EXCERPTED TEXT:
The comparison of the FTIR spectra of the mixture of the neat cardanol-based epoxy resin (EC) and DBEDT and the same mixture subjected to a heat treatment at 150°C for 24 h (EC-DBEDT_T), shown in Fig. 2A, served to confirm the occurrence of the cross-linking reaction. The above curing temperature was chosen to promote the cross-linking but limit the thermal decomposition of the material. In both spectra, the presence of the boronic acid ester is evidenced by the stretching of the B-O and the B-O-B bonds at 1211 cm− 1 and 655 cm− 1, respectively, belonging to DBEDT [30]. In addition, the signals at 2925 cm− 1 and 2853 cm− 1 can be attributed to the asymmetric and symmetric stretching of -Csp3-H bonds, respectively. Apart from the bands mentioned above, which are present in both the neat and the treated mixture, some differences are visible. A first observation refers to the broadened band in the thermally treated mixture, in the range between about 3100 cm− 1 and 3700 cm− 1. This signal, associated with the stretching of hydroxyl groups, can be attributed to the formation of hydroxyl functionalities originating from the reaction between thiol groups and epoxides (Fig. 2B) [27–29, 31].
Moreover, it was found that the signal visible in the neat mixture at 910 cm− 1, which can be attributed to the epoxide groups [32], disappears in the treated EC-DBEDT (see insert of Fig. 2). The above finding is also indicative of the occurrence of the reaction between EC and DBEDT under the applied conditions, which is shown in Fig. 2B.

PROVIDED DATA:
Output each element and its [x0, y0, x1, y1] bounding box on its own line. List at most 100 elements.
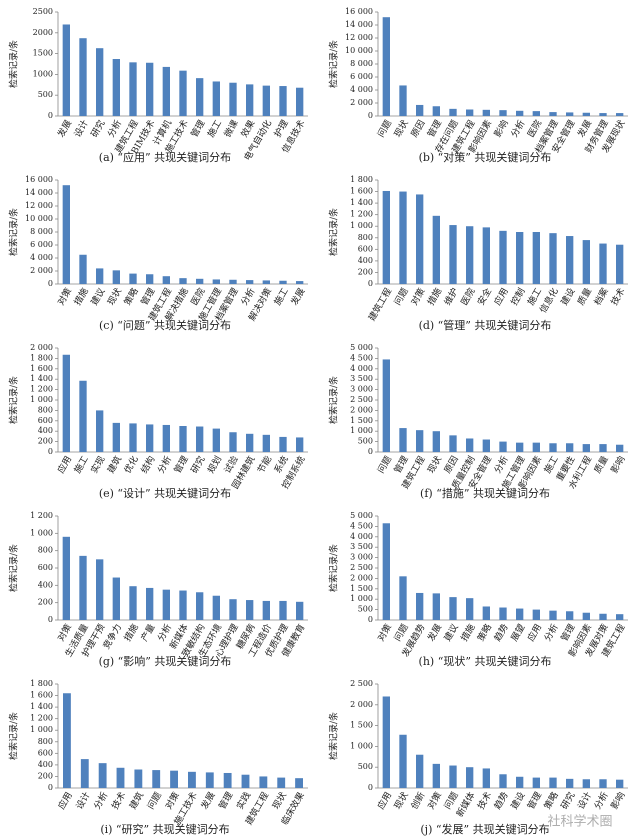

JOBS:
[A] Extract the portion of the FTIR curing text from "Moreover, it was" up to and including "in Fig. 2B.".
[B] Using the FTIR curing text, decide whether each statement agrees with it, answering yes or no and quoting the deciding words: (i) The mixture was heat-treated at 150°C for 24 h. (ii) The B-O bond stretching appears at 655 cm−1. (iii) The signal at 910 cm−1 disappears in the treated EC-DBEDT.

REPLIES:
[A]
Moreover, it was found that the signal visible in the neat mixture at 910 cm− 1, which can be attributed to the epoxide groups [32], disappears in the treated EC-DBEDT (see insert of Fig. 2). The above finding is also indicative of the occurrence of the reaction between EC and DBEDT under the applied conditions, which is shown in Fig. 2B.

[B]
(i) Yes: "subjected to a heat treatment at 150°C for 24 h"
(ii) No: "the stretching of the B-O and the B-O-B bonds at 1211 cm− 1 and 655 cm− 1, respectively"
(iii) Yes: "disappears in the treated EC-DBEDT"